Items from a dataset
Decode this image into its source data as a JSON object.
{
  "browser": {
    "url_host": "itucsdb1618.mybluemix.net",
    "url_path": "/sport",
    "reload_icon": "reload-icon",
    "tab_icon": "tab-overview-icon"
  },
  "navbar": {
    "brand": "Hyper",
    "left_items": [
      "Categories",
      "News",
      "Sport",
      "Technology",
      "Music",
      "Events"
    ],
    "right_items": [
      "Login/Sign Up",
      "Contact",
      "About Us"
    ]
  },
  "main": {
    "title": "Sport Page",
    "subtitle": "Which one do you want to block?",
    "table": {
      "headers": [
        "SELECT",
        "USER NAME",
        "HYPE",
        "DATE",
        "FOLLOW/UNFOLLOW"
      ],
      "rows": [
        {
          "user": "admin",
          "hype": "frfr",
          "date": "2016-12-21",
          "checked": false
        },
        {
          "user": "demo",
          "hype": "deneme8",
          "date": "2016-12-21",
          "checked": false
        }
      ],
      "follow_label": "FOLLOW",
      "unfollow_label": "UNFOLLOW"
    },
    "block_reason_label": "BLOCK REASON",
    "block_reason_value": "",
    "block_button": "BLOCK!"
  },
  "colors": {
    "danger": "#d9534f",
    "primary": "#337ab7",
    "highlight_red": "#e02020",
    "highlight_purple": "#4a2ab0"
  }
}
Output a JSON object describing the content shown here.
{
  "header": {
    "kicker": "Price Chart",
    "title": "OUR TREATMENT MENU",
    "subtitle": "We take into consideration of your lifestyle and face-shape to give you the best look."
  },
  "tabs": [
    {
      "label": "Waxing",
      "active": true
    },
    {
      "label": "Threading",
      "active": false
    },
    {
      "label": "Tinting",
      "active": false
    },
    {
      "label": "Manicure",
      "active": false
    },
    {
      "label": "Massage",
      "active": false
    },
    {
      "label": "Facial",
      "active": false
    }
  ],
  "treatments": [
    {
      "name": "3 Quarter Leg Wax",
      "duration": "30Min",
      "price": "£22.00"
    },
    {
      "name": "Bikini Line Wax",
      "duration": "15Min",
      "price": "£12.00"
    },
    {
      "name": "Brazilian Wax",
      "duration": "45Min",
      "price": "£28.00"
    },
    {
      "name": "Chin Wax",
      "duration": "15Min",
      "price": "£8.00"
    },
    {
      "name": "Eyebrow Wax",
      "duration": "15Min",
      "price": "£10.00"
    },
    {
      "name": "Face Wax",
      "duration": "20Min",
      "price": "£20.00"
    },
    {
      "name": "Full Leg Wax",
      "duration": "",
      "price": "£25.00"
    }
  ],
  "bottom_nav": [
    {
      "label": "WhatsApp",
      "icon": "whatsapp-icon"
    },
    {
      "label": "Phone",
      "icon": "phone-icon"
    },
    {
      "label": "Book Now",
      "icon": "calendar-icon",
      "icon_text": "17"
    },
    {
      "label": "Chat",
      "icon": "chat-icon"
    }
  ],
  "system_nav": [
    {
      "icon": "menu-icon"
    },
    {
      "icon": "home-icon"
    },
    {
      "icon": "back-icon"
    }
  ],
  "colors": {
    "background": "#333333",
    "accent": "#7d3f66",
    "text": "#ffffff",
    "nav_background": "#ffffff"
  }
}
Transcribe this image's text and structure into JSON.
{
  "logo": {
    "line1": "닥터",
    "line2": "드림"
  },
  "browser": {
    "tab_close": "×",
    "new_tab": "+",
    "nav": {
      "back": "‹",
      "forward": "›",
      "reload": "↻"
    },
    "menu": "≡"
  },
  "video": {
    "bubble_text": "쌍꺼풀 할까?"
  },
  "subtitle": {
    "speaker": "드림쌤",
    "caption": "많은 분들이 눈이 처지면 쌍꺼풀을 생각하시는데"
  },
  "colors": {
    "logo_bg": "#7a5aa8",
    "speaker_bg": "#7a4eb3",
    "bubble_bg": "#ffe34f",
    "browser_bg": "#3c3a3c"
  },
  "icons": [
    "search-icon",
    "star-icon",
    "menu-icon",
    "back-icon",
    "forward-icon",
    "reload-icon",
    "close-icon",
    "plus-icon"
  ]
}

Aim of the exercise>
Above are some records. Print them all exactly.

Exercise response>
Decode this image into its source data as a JSON object.
{
  "browser": {
    "url_host": "itucsdb1618.mybluemix.net",
    "url_path": "/sport",
    "reload_icon": "reload-icon",
    "tab_icon": "tab-overview-icon"
  },
  "navbar": {
    "brand": "Hyper",
    "left_items": [
      "Categories",
      "News",
      "Sport",
      "Technology",
      "Music",
      "Events"
    ],
    "right_items": [
      "Login/Sign Up",
      "Contact",
      "About Us"
    ]
  },
  "main": {
    "title": "Sport Page",
    "subtitle": "Which one do you want to block?",
    "table": {
      "headers": [
        "SELECT",
        "USER NAME",
        "HYPE",
        "DATE",
        "FOLLOW/UNFOLLOW"
      ],
      "rows": [
        {
          "user": "admin",
          "hype": "frfr",
          "date": "2016-12-21",
          "checked": false
        },
        {
          "user": "demo",
          "hype": "deneme8",
          "date": "2016-12-21",
          "checked": false
        }
      ],
      "follow_label": "FOLLOW",
      "unfollow_label": "UNFOLLOW"
    },
    "block_reason_label": "BLOCK REASON",
    "block_reason_value": "",
    "block_button": "BLOCK!"
  },
  "colors": {
    "danger": "#d9534f",
    "primary": "#337ab7",
    "highlight_red": "#e02020",
    "highlight_purple": "#4a2ab0"
  }
}
Output a JSON object describing the content shown here.
{
  "header": {
    "kicker": "Price Chart",
    "title": "OUR TREATMENT MENU",
    "subtitle": "We take into consideration of your lifestyle and face-shape to give you the best look."
  },
  "tabs": [
    {
      "label": "Waxing",
      "active": true
    },
    {
      "label": "Threading",
      "active": false
    },
    {
      "label": "Tinting",
      "active": false
    },
    {
      "label": "Manicure",
      "active": false
    },
    {
      "label": "Massage",
      "active": false
    },
    {
      "label": "Facial",
      "active": false
    }
  ],
  "treatments": [
    {
      "name": "3 Quarter Leg Wax",
      "duration": "30Min",
      "price": "£22.00"
    },
    {
      "name": "Bikini Line Wax",
      "duration": "15Min",
      "price": "£12.00"
    },
    {
      "name": "Brazilian Wax",
      "duration": "45Min",
      "price": "£28.00"
    },
    {
      "name": "Chin Wax",
      "duration": "15Min",
      "price": "£8.00"
    },
    {
      "name": "Eyebrow Wax",
      "duration": "15Min",
      "price": "£10.00"
    },
    {
      "name": "Face Wax",
      "duration": "20Min",
      "price": "£20.00"
    },
    {
      "name": "Full Leg Wax",
      "duration": "",
      "price": "£25.00"
    }
  ],
  "bottom_nav": [
    {
      "label": "WhatsApp",
      "icon": "whatsapp-icon"
    },
    {
      "label": "Phone",
      "icon": "phone-icon"
    },
    {
      "label": "Book Now",
      "icon": "calendar-icon",
      "icon_text": "17"
    },
    {
      "label": "Chat",
      "icon": "chat-icon"
    }
  ],
  "system_nav": [
    {
      "icon": "menu-icon"
    },
    {
      "icon": "home-icon"
    },
    {
      "icon": "back-icon"
    }
  ],
  "colors": {
    "background": "#333333",
    "accent": "#7d3f66",
    "text": "#ffffff",
    "nav_background": "#ffffff"
  }
}
Transcribe this image's text and structure into JSON.
{
  "logo": {
    "line1": "닥터",
    "line2": "드림"
  },
  "browser": {
    "tab_close": "×",
    "new_tab": "+",
    "nav": {
      "back": "‹",
      "forward": "›",
      "reload": "↻"
    },
    "menu": "≡"
  },
  "video": {
    "bubble_text": "쌍꺼풀 할까?"
  },
  "subtitle": {
    "speaker": "드림쌤",
    "caption": "많은 분들이 눈이 처지면 쌍꺼풀을 생각하시는데"
  },
  "colors": {
    "logo_bg": "#7a5aa8",
    "speaker_bg": "#7a4eb3",
    "bubble_bg": "#ffe34f",
    "browser_bg": "#3c3a3c"
  },
  "icons": [
    "search-icon",
    "star-icon",
    "menu-icon",
    "back-icon",
    "forward-icon",
    "reload-icon",
    "close-icon",
    "plus-icon"
  ]
}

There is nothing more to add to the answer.